> _GIVEN PROBLEM_:
Extract each line of the data and write it out again exactly.

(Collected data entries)
# # # #

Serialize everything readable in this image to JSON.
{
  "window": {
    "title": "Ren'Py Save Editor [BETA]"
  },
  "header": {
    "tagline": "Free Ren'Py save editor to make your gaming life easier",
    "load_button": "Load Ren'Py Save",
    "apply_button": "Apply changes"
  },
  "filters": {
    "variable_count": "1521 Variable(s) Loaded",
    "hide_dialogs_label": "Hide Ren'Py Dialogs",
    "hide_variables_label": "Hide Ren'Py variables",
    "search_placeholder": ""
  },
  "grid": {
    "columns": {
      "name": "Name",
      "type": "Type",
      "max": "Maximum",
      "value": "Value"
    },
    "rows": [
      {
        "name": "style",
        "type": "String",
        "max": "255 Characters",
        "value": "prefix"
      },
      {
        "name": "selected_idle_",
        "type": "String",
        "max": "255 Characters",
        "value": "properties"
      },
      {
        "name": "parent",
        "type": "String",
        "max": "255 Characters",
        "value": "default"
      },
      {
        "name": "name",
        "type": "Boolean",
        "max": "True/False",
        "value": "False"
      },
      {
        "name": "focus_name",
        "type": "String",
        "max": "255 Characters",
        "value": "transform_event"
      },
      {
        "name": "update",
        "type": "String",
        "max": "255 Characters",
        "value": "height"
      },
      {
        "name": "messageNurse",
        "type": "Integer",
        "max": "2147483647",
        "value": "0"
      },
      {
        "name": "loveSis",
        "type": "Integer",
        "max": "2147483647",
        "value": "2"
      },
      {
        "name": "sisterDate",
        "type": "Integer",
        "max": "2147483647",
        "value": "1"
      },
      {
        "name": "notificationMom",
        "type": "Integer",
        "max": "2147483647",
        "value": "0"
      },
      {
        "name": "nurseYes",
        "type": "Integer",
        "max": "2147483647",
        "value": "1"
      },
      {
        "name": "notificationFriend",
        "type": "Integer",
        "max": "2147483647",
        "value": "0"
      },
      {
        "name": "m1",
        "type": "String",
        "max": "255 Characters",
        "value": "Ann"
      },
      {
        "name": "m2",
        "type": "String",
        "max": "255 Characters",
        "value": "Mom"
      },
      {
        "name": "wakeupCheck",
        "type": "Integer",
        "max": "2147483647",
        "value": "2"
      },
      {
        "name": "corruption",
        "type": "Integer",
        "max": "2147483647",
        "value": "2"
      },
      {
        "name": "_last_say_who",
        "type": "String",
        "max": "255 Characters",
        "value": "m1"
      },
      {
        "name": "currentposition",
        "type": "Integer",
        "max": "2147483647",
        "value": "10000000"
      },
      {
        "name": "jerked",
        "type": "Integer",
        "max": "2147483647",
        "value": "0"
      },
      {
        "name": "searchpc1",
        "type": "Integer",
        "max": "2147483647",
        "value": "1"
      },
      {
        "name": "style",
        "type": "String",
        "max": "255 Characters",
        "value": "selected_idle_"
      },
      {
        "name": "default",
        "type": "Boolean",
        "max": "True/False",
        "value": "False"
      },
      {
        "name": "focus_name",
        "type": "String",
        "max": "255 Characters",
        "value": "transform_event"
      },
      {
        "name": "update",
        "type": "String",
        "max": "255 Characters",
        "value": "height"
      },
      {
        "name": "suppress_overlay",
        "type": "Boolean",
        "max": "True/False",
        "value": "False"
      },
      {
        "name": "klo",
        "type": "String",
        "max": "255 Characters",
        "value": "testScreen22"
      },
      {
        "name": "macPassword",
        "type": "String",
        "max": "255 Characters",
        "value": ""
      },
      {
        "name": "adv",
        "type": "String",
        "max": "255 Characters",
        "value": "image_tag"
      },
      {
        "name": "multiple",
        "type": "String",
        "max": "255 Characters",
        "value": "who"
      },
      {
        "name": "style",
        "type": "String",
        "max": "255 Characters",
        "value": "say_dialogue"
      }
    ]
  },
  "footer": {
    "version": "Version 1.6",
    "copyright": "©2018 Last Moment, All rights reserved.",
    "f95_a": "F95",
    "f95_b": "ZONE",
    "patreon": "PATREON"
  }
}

# # # #

> _RESULT FOR THIS EXERCISE_:
Serialize everything readable in this image to JSON.
{
  "window": {
    "title": "Ren'Py Save Editor [BETA]"
  },
  "header": {
    "tagline": "Free Ren'Py save editor to make your gaming life easier",
    "load_button": "Load Ren'Py Save",
    "apply_button": "Apply changes"
  },
  "filters": {
    "variable_count": "1521 Variable(s) Loaded",
    "hide_dialogs_label": "Hide Ren'Py Dialogs",
    "hide_variables_label": "Hide Ren'Py variables",
    "search_placeholder": ""
  },
  "grid": {
    "columns": {
      "name": "Name",
      "type": "Type",
      "max": "Maximum",
      "value": "Value"
    },
    "rows": [
      {
        "name": "style",
        "type": "String",
        "max": "255 Characters",
        "value": "prefix"
      },
      {
        "name": "selected_idle_",
        "type": "String",
        "max": "255 Characters",
        "value": "properties"
      },
      {
        "name": "parent",
        "type": "String",
        "max": "255 Characters",
        "value": "default"
      },
      {
        "name": "name",
        "type": "Boolean",
        "max": "True/False",
        "value": "False"
      },
      {
        "name": "focus_name",
        "type": "String",
        "max": "255 Characters",
        "value": "transform_event"
      },
      {
        "name": "update",
        "type": "String",
        "max": "255 Characters",
        "value": "height"
      },
      {
        "name": "messageNurse",
        "type": "Integer",
        "max": "2147483647",
        "value": "0"
      },
      {
        "name": "loveSis",
        "type": "Integer",
        "max": "2147483647",
        "value": "2"
      },
      {
        "name": "sisterDate",
        "type": "Integer",
        "max": "2147483647",
        "value": "1"
      },
      {
        "name": "notificationMom",
        "type": "Integer",
        "max": "2147483647",
        "value": "0"
      },
      {
        "name": "nurseYes",
        "type": "Integer",
        "max": "2147483647",
        "value": "1"
      },
      {
        "name": "notificationFriend",
        "type": "Integer",
        "max": "2147483647",
        "value": "0"
      },
      {
        "name": "m1",
        "type": "String",
        "max": "255 Characters",
        "value": "Ann"
      },
      {
        "name": "m2",
        "type": "String",
        "max": "255 Characters",
        "value": "Mom"
      },
      {
        "name": "wakeupCheck",
        "type": "Integer",
        "max": "2147483647",
        "value": "2"
      },
      {
        "name": "corruption",
        "type": "Integer",
        "max": "2147483647",
        "value": "2"
      },
      {
        "name": "_last_say_who",
        "type": "String",
        "max": "255 Characters",
        "value": "m1"
      },
      {
        "name": "currentposition",
        "type": "Integer",
        "max": "2147483647",
        "value": "10000000"
      },
      {
        "name": "jerked",
        "type": "Integer",
        "max": "2147483647",
        "value": "0"
      },
      {
        "name": "searchpc1",
        "type": "Integer",
        "max": "2147483647",
        "value": "1"
      },
      {
        "name": "style",
        "type": "String",
        "max": "255 Characters",
        "value": "selected_idle_"
      },
      {
        "name": "default",
        "type": "Boolean",
        "max": "True/False",
        "value": "False"
      },
      {
        "name": "focus_name",
        "type": "String",
        "max": "255 Characters",
        "value": "transform_event"
      },
      {
        "name": "update",
        "type": "String",
        "max": "255 Characters",
        "value": "height"
      },
      {
        "name": "suppress_overlay",
        "type": "Boolean",
        "max": "True/False",
        "value": "False"
      },
      {
        "name": "klo",
        "type": "String",
        "max": "255 Characters",
        "value": "testScreen22"
      },
      {
        "name": "macPassword",
        "type": "String",
        "max": "255 Characters",
        "value": ""
      },
      {
        "name": "adv",
        "type": "String",
        "max": "255 Characters",
        "value": "image_tag"
      },
      {
        "name": "multiple",
        "type": "String",
        "max": "255 Characters",
        "value": "who"
      },
      {
        "name": "style",
        "type": "String",
        "max": "255 Characters",
        "value": "say_dialogue"
      }
    ]
  },
  "footer": {
    "version": "Version 1.6",
    "copyright": "©2018 Last Moment, All rights reserved.",
    "f95_a": "F95",
    "f95_b": "ZONE",
    "patreon": "PATREON"
  }
}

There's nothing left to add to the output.